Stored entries
** BEGIN **

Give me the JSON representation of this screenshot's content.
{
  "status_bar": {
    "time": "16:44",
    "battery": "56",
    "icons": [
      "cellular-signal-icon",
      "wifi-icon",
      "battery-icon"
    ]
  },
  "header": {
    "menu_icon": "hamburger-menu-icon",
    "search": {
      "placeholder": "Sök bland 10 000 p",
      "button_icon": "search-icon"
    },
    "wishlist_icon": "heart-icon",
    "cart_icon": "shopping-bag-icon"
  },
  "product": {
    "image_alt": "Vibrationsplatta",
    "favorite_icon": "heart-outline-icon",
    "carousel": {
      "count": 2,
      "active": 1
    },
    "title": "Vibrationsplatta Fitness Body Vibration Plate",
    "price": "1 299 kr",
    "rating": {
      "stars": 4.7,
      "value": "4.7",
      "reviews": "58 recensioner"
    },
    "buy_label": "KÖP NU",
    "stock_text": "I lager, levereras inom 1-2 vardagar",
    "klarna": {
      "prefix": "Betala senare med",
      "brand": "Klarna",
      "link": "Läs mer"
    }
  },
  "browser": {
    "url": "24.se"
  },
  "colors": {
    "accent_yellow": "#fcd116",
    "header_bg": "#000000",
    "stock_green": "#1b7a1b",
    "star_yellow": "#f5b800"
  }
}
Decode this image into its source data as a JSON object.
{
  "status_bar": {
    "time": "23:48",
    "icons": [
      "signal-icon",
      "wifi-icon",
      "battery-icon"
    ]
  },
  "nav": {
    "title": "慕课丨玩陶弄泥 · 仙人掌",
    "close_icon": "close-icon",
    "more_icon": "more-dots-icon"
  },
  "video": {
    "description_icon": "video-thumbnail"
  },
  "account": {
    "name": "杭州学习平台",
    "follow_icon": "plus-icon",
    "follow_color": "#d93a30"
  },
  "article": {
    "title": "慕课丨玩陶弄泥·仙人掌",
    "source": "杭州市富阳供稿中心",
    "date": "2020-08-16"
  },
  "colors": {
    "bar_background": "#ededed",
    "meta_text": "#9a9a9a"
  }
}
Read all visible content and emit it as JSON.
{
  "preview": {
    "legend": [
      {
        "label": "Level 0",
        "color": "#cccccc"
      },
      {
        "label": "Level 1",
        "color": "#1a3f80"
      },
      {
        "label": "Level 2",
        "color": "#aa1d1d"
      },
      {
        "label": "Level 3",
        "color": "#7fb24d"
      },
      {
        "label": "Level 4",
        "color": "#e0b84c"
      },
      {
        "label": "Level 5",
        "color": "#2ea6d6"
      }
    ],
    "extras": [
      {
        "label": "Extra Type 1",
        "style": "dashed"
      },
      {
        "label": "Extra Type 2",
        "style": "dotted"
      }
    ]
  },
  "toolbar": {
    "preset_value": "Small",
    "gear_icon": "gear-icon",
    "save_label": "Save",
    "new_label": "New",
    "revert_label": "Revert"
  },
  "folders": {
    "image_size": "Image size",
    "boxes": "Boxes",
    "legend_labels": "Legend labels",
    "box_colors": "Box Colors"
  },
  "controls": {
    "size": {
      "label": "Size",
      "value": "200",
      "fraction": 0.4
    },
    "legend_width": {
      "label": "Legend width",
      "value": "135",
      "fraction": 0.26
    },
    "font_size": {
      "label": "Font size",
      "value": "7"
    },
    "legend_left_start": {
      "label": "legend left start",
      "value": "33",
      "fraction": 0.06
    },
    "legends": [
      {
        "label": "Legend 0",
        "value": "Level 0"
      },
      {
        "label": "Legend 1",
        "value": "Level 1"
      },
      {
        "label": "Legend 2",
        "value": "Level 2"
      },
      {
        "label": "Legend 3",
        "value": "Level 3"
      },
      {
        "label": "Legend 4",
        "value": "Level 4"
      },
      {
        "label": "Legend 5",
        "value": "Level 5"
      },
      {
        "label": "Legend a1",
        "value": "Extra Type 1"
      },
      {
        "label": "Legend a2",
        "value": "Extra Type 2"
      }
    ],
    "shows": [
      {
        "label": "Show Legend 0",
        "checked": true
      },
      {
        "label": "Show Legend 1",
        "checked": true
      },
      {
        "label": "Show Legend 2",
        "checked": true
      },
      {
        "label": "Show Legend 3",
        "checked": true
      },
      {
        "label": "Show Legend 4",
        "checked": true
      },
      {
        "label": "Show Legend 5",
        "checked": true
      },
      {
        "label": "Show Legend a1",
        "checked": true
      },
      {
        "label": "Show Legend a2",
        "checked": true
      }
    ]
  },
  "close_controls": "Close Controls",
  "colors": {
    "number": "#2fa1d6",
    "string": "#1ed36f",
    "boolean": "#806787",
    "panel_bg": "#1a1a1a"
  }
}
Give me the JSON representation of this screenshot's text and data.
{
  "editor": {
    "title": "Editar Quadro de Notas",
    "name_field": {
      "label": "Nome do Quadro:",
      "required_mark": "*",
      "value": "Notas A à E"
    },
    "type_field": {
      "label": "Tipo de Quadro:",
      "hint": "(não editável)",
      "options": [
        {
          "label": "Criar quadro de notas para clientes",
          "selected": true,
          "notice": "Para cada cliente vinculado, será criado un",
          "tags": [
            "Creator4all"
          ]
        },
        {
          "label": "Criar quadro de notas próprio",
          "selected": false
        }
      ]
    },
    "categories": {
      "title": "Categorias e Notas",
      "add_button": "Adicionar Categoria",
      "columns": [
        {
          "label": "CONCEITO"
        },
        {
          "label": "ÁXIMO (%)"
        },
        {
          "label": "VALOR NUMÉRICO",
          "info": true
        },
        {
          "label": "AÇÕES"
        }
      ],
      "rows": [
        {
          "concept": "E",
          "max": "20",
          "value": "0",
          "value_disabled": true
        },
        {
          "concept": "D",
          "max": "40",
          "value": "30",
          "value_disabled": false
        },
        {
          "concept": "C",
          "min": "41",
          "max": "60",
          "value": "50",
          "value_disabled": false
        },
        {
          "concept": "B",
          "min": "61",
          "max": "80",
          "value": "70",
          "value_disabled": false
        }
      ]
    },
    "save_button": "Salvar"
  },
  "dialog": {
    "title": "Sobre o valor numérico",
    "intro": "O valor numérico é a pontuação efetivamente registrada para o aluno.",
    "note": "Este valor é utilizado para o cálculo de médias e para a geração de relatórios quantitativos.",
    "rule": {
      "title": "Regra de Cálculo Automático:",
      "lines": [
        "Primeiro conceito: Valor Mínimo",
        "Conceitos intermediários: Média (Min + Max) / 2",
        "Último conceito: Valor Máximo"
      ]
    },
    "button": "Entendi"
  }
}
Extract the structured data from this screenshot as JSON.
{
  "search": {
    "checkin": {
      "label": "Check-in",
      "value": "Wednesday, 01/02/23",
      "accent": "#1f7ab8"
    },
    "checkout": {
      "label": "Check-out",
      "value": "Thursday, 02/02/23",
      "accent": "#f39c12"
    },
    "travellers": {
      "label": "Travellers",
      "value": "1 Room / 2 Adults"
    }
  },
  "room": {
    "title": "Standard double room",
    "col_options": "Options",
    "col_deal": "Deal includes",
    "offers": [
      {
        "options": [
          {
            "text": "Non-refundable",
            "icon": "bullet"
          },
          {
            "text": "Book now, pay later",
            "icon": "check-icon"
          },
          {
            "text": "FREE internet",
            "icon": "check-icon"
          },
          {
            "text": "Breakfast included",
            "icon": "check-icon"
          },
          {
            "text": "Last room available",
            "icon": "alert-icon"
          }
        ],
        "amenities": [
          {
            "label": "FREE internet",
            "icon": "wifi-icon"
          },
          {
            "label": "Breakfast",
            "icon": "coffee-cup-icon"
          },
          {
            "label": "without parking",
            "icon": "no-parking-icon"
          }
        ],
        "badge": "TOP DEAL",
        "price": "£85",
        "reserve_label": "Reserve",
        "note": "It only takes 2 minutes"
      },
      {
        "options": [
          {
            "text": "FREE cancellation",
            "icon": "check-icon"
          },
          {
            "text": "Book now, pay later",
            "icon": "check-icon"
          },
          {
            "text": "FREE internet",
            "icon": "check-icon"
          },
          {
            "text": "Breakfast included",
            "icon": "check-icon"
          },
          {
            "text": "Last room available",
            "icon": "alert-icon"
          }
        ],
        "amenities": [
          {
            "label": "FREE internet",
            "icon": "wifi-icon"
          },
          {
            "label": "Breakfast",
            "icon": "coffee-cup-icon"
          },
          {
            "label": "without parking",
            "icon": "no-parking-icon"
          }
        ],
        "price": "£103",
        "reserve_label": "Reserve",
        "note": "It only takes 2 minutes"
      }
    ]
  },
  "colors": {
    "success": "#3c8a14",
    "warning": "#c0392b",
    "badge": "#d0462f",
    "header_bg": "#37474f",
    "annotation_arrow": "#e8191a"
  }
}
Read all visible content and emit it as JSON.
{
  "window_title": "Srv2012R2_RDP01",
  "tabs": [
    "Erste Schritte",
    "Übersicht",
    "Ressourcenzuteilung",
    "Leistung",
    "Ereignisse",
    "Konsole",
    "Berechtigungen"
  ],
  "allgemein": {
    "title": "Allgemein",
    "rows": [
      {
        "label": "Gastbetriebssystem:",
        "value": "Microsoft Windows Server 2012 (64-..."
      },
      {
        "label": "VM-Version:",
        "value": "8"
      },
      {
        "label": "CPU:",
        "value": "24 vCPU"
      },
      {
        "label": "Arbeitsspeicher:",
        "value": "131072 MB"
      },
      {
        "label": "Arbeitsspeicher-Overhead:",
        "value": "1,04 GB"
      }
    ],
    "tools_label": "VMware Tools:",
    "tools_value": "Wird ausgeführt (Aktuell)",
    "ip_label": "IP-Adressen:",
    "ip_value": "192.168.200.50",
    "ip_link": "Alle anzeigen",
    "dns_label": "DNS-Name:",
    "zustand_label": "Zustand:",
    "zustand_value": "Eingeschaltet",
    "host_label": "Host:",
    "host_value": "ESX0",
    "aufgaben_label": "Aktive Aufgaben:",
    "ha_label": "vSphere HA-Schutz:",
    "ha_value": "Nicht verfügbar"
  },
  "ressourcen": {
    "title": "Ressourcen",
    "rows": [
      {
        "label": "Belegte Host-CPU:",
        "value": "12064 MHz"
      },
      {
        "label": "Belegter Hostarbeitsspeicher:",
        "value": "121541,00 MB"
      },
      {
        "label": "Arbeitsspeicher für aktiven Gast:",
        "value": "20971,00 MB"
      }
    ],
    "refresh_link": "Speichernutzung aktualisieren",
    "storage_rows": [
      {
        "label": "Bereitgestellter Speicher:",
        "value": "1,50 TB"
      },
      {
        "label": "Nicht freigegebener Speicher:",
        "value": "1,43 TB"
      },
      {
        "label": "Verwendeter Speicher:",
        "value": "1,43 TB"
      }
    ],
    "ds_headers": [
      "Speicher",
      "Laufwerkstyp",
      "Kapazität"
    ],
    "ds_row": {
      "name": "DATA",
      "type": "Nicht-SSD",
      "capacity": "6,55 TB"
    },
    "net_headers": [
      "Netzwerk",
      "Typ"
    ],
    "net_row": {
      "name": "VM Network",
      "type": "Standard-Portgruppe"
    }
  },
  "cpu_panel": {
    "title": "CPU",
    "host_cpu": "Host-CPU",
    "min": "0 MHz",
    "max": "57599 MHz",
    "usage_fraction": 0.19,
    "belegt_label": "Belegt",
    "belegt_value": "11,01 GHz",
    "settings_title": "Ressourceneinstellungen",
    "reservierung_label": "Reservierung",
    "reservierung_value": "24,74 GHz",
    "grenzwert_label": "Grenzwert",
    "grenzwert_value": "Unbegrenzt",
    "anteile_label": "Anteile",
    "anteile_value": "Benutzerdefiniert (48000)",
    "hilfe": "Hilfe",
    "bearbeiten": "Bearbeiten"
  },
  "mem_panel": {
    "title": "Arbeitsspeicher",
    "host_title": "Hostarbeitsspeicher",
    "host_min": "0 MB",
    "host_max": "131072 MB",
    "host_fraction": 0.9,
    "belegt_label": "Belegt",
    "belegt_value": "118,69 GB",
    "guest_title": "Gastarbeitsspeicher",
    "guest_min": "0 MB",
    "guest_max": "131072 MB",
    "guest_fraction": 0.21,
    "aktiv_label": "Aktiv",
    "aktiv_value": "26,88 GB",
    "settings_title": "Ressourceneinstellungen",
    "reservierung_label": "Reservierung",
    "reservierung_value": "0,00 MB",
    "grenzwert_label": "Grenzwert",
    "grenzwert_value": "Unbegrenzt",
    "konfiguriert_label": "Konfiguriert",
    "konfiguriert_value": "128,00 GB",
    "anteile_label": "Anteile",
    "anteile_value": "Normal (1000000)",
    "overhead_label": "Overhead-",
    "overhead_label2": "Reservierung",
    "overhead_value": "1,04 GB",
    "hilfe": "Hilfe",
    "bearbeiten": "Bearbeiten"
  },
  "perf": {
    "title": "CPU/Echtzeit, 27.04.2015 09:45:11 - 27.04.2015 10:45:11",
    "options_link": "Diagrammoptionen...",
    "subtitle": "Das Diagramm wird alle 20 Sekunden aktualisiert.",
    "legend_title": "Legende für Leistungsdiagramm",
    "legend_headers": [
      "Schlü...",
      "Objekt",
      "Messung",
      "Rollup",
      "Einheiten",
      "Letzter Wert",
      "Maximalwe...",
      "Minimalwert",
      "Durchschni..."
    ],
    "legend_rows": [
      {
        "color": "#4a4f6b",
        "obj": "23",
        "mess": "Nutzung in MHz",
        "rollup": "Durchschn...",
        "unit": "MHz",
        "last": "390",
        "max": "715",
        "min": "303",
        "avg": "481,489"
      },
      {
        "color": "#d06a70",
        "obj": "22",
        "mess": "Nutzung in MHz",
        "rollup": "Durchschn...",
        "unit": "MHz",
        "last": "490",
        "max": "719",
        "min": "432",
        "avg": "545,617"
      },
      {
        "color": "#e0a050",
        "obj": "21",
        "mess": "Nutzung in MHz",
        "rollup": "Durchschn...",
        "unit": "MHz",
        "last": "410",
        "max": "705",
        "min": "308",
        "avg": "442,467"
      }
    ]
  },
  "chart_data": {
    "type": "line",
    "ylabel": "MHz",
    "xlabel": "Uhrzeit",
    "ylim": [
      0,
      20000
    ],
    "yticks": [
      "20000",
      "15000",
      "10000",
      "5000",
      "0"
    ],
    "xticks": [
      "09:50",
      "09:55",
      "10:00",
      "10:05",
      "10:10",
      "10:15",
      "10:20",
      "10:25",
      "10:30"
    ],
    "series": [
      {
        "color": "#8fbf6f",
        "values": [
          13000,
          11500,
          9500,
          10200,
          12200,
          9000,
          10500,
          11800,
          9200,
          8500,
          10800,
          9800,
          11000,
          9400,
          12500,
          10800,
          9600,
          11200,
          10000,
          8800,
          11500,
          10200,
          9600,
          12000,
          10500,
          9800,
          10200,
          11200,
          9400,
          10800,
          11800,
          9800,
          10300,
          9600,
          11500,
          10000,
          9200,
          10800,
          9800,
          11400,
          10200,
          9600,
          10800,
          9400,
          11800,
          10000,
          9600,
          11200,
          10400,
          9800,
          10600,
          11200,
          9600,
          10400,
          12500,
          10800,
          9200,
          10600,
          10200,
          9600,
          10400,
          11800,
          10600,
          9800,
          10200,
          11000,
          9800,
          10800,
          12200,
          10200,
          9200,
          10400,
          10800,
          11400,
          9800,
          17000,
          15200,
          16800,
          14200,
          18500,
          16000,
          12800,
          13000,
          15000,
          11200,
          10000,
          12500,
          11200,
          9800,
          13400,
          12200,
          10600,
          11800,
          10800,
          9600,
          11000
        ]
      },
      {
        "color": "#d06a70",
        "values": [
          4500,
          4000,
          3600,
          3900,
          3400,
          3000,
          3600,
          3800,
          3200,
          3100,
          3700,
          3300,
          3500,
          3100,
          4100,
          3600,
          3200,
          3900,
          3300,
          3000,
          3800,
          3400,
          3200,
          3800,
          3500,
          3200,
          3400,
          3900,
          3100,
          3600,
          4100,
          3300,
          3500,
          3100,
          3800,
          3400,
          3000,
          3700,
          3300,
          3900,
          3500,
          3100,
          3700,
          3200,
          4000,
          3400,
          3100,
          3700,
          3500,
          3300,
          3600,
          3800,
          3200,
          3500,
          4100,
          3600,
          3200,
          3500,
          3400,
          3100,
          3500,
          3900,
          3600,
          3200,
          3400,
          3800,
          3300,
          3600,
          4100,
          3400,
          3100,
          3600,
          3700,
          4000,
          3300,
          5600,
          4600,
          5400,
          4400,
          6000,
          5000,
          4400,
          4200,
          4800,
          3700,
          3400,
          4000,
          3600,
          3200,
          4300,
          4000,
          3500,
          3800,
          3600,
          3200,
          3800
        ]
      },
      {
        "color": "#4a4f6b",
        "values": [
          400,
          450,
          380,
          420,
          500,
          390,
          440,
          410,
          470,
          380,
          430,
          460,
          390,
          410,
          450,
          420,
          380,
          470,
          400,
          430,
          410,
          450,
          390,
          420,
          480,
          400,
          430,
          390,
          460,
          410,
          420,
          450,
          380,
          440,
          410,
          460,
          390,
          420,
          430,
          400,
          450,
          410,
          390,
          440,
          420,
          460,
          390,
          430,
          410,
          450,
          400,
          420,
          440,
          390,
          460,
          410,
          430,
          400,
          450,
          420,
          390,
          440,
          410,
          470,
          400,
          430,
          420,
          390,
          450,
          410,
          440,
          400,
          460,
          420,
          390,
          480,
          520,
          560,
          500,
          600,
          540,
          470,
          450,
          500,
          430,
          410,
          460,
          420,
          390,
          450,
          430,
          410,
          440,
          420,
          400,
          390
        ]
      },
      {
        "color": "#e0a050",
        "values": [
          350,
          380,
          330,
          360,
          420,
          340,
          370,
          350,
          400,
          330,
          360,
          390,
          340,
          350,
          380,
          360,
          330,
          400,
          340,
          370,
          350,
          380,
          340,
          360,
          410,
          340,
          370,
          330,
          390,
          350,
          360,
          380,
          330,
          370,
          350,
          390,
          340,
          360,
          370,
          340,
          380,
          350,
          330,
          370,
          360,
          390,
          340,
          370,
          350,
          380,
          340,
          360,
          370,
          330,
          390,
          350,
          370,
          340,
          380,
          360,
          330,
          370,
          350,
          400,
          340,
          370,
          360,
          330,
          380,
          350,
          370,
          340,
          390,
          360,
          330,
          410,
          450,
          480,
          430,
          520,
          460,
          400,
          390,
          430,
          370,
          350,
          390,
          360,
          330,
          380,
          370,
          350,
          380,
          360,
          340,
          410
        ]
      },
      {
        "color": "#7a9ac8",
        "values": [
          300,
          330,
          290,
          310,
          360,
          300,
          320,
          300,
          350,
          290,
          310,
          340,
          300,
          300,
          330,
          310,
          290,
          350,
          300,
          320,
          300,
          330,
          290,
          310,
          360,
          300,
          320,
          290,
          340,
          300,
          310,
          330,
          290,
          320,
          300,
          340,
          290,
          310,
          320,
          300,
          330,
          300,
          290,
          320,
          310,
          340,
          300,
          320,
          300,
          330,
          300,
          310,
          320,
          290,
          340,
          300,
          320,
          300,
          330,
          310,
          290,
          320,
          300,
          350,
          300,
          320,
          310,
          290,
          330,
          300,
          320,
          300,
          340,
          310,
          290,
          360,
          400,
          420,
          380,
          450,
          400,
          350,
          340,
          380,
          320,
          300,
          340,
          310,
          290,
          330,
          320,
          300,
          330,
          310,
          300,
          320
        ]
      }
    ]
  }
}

** END **

● REQUEST
Tell how many lines in the material above include the word "concept", giving the number only.

● SOLUTION
4